→ WORK TO COMPLETE:
The records below must be retyped exactly.

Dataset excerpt
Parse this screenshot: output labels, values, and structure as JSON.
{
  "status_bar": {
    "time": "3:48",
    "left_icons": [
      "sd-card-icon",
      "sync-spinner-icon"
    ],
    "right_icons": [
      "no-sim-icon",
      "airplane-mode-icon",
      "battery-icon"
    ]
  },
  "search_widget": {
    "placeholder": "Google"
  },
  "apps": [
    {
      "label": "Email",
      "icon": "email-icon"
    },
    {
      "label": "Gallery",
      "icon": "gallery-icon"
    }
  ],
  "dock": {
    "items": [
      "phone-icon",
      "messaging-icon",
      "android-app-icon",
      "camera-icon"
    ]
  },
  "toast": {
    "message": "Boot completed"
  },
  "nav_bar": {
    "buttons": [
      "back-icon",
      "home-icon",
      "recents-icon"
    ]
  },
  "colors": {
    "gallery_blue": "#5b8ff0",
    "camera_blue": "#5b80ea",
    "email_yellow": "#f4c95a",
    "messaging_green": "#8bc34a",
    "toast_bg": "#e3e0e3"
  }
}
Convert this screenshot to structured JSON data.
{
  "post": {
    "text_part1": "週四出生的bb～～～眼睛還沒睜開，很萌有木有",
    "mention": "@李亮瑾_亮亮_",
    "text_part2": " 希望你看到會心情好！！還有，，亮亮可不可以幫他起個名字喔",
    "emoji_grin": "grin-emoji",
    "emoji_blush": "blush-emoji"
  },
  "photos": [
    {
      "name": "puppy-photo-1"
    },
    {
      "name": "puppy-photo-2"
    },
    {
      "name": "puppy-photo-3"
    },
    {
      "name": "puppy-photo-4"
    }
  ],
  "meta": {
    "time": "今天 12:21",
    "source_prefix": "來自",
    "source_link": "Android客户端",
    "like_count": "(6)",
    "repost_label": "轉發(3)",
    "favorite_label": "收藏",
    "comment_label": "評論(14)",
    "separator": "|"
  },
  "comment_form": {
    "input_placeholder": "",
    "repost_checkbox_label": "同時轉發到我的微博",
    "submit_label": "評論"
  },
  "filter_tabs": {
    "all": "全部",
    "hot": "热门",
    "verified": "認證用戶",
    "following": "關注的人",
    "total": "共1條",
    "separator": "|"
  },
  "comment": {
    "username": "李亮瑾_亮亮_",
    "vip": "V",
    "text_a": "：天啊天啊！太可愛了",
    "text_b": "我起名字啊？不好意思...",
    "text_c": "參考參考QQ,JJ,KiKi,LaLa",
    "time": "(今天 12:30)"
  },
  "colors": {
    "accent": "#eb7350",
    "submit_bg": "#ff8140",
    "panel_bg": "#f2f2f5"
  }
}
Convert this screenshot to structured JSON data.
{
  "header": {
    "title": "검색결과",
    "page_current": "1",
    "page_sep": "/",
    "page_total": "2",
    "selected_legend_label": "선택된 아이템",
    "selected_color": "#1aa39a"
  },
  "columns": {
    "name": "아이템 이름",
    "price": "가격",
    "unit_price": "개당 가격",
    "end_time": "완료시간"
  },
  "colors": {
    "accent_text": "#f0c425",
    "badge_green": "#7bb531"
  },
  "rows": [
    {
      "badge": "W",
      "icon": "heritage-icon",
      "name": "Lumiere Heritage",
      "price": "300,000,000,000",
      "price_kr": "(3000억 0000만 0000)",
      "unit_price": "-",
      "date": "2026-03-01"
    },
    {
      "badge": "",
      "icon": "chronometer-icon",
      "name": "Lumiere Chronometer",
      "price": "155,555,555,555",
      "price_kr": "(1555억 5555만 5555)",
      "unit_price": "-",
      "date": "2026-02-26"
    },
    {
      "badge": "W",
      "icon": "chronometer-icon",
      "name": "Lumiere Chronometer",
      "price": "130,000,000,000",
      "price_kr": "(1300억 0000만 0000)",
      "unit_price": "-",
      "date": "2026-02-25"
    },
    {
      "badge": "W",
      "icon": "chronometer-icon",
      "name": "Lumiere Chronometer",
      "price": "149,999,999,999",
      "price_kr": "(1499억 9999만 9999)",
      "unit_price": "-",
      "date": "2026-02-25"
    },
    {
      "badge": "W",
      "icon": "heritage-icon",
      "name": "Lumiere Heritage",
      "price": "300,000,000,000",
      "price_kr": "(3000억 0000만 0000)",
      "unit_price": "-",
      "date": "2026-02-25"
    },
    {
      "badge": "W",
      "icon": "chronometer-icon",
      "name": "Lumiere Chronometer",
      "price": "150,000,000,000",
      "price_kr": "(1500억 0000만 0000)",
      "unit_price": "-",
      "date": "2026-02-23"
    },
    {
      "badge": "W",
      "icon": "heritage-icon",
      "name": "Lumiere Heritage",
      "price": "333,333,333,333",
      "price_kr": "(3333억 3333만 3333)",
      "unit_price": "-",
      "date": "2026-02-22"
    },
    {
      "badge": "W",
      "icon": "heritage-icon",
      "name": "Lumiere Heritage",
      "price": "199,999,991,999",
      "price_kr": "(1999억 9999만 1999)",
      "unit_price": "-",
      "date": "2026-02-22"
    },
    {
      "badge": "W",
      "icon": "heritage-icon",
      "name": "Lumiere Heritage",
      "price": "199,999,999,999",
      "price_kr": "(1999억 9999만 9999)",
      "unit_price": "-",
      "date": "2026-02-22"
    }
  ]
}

→ EXERCISE OUTPUT:
Parse this screenshot: output labels, values, and structure as JSON.
{
  "status_bar": {
    "time": "3:48",
    "left_icons": [
      "sd-card-icon",
      "sync-spinner-icon"
    ],
    "right_icons": [
      "no-sim-icon",
      "airplane-mode-icon",
      "battery-icon"
    ]
  },
  "search_widget": {
    "placeholder": "Google"
  },
  "apps": [
    {
      "label": "Email",
      "icon": "email-icon"
    },
    {
      "label": "Gallery",
      "icon": "gallery-icon"
    }
  ],
  "dock": {
    "items": [
      "phone-icon",
      "messaging-icon",
      "android-app-icon",
      "camera-icon"
    ]
  },
  "toast": {
    "message": "Boot completed"
  },
  "nav_bar": {
    "buttons": [
      "back-icon",
      "home-icon",
      "recents-icon"
    ]
  },
  "colors": {
    "gallery_blue": "#5b8ff0",
    "camera_blue": "#5b80ea",
    "email_yellow": "#f4c95a",
    "messaging_green": "#8bc34a",
    "toast_bg": "#e3e0e3"
  }
}
Convert this screenshot to structured JSON data.
{
  "post": {
    "text_part1": "週四出生的bb～～～眼睛還沒睜開，很萌有木有",
    "mention": "@李亮瑾_亮亮_",
    "text_part2": " 希望你看到會心情好！！還有，，亮亮可不可以幫他起個名字喔",
    "emoji_grin": "grin-emoji",
    "emoji_blush": "blush-emoji"
  },
  "photos": [
    {
      "name": "puppy-photo-1"
    },
    {
      "name": "puppy-photo-2"
    },
    {
      "name": "puppy-photo-3"
    },
    {
      "name": "puppy-photo-4"
    }
  ],
  "meta": {
    "time": "今天 12:21",
    "source_prefix": "來自",
    "source_link": "Android客户端",
    "like_count": "(6)",
    "repost_label": "轉發(3)",
    "favorite_label": "收藏",
    "comment_label": "評論(14)",
    "separator": "|"
  },
  "comment_form": {
    "input_placeholder": "",
    "repost_checkbox_label": "同時轉發到我的微博",
    "submit_label": "評論"
  },
  "filter_tabs": {
    "all": "全部",
    "hot": "热门",
    "verified": "認證用戶",
    "following": "關注的人",
    "total": "共1條",
    "separator": "|"
  },
  "comment": {
    "username": "李亮瑾_亮亮_",
    "vip": "V",
    "text_a": "：天啊天啊！太可愛了",
    "text_b": "我起名字啊？不好意思...",
    "text_c": "參考參考QQ,JJ,KiKi,LaLa",
    "time": "(今天 12:30)"
  },
  "colors": {
    "accent": "#eb7350",
    "submit_bg": "#ff8140",
    "panel_bg": "#f2f2f5"
  }
}
Convert this screenshot to structured JSON data.
{
  "header": {
    "title": "검색결과",
    "page_current": "1",
    "page_sep": "/",
    "page_total": "2",
    "selected_legend_label": "선택된 아이템",
    "selected_color": "#1aa39a"
  },
  "columns": {
    "name": "아이템 이름",
    "price": "가격",
    "unit_price": "개당 가격",
    "end_time": "완료시간"
  },
  "colors": {
    "accent_text": "#f0c425",
    "badge_green": "#7bb531"
  },
  "rows": [
    {
      "badge": "W",
      "icon": "heritage-icon",
      "name": "Lumiere Heritage",
      "price": "300,000,000,000",
      "price_kr": "(3000억 0000만 0000)",
      "unit_price": "-",
      "date": "2026-03-01"
    },
    {
      "badge": "",
      "icon": "chronometer-icon",
      "name": "Lumiere Chronometer",
      "price": "155,555,555,555",
      "price_kr": "(1555억 5555만 5555)",
      "unit_price": "-",
      "date": "2026-02-26"
    },
    {
      "badge": "W",
      "icon": "chronometer-icon",
      "name": "Lumiere Chronometer",
      "price": "130,000,000,000",
      "price_kr": "(1300억 0000만 0000)",
      "unit_price": "-",
      "date": "2026-02-25"
    },
    {
      "badge": "W",
      "icon": "chronometer-icon",
      "name": "Lumiere Chronometer",
      "price": "149,999,999,999",
      "price_kr": "(1499억 9999만 9999)",
      "unit_price": "-",
      "date": "2026-02-25"
    },
    {
      "badge": "W",
      "icon": "heritage-icon",
      "name": "Lumiere Heritage",
      "price": "300,000,000,000",
      "price_kr": "(3000억 0000만 0000)",
      "unit_price": "-",
      "date": "2026-02-25"
    },
    {
      "badge": "W",
      "icon": "chronometer-icon",
      "name": "Lumiere Chronometer",
      "price": "150,000,000,000",
      "price_kr": "(1500억 0000만 0000)",
      "unit_price": "-",
      "date": "2026-02-23"
    },
    {
      "badge": "W",
      "icon": "heritage-icon",
      "name": "Lumiere Heritage",
      "price": "333,333,333,333",
      "price_kr": "(3333억 3333만 3333)",
      "unit_price": "-",
      "date": "2026-02-22"
    },
    {
      "badge": "W",
      "icon": "heritage-icon",
      "name": "Lumiere Heritage",
      "price": "199,999,991,999",
      "price_kr": "(1999억 9999만 1999)",
      "unit_price": "-",
      "date": "2026-02-22"
    },
    {
      "badge": "W",
      "icon": "heritage-icon",
      "name": "Lumiere Heritage",
      "price": "199,999,999,999",
      "price_kr": "(1999억 9999만 9999)",
      "unit_price": "-",
      "date": "2026-02-22"
    }
  ]
}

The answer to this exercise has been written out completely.